> Aim of the task
Could you transcribe the material below exactly, without leaving out a single line?

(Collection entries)
## BEGIN

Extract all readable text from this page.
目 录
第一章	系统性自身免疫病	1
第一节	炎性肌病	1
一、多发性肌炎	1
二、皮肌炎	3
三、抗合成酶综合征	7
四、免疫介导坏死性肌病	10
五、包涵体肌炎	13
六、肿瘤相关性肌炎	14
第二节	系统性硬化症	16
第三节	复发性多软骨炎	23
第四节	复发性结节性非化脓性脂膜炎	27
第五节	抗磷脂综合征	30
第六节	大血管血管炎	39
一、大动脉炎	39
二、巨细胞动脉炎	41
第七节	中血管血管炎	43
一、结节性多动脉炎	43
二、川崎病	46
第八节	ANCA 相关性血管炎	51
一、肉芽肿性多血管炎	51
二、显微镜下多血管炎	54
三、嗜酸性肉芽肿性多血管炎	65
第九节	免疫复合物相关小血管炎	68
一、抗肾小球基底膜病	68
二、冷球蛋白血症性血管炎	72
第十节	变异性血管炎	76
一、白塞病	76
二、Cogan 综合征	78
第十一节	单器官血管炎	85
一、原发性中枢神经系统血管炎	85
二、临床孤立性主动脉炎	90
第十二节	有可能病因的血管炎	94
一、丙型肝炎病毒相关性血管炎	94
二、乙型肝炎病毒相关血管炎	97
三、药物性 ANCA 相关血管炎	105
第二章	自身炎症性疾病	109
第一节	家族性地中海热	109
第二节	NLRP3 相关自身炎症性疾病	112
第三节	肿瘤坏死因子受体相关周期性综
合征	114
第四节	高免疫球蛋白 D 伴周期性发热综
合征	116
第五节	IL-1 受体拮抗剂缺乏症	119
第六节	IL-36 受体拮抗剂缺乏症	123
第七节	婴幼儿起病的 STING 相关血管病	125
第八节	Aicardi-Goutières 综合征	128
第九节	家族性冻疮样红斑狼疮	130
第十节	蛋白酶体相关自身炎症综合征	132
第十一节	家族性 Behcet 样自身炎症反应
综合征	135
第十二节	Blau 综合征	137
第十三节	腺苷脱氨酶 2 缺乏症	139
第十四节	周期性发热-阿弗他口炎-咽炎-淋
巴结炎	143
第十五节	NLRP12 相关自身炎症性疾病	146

## END

> Solution to this exercise
Extract all readable text from this page.
目 录
第一章	系统性自身免疫病	1
第一节	炎性肌病	1
一、多发性肌炎	1
二、皮肌炎	3
三、抗合成酶综合征	7
四、免疫介导坏死性肌病	10
五、包涵体肌炎	13
六、肿瘤相关性肌炎	14
第二节	系统性硬化症	16
第三节	复发性多软骨炎	23
第四节	复发性结节性非化脓性脂膜炎	27
第五节	抗磷脂综合征	30
第六节	大血管血管炎	39
一、大动脉炎	39
二、巨细胞动脉炎	41
第七节	中血管血管炎	43
一、结节性多动脉炎	43
二、川崎病	46
第八节	ANCA 相关性血管炎	51
一、肉芽肿性多血管炎	51
二、显微镜下多血管炎	54
三、嗜酸性肉芽肿性多血管炎	65
第九节	免疫复合物相关小血管炎	68
一、抗肾小球基底膜病	68
二、冷球蛋白血症性血管炎	72
第十节	变异性血管炎	76
一、白塞病	76
二、Cogan 综合征	78
第十一节	单器官血管炎	85
一、原发性中枢神经系统血管炎	85
二、临床孤立性主动脉炎	90
第十二节	有可能病因的血管炎	94
一、丙型肝炎病毒相关性血管炎	94
二、乙型肝炎病毒相关血管炎	97
三、药物性 ANCA 相关血管炎	105
第二章	自身炎症性疾病	109
第一节	家族性地中海热	109
第二节	NLRP3 相关自身炎症性疾病	112
第三节	肿瘤坏死因子受体相关周期性综
合征	114
第四节	高免疫球蛋白 D 伴周期性发热综
合征	116
第五节	IL-1 受体拮抗剂缺乏症	119
第六节	IL-36 受体拮抗剂缺乏症	123
第七节	婴幼儿起病的 STING 相关血管病	125
第八节	Aicardi-Goutières 综合征	128
第九节	家族性冻疮样红斑狼疮	130
第十节	蛋白酶体相关自身炎症综合征	132
第十一节	家族性 Behcet 样自身炎症反应
综合征	135
第十二节	Blau 综合征	137
第十三节	腺苷脱氨酶 2 缺乏症	139
第十四节	周期性发热-阿弗他口炎-咽炎-淋
巴结炎	143
第十五节	NLRP12 相关自身炎症性疾病	146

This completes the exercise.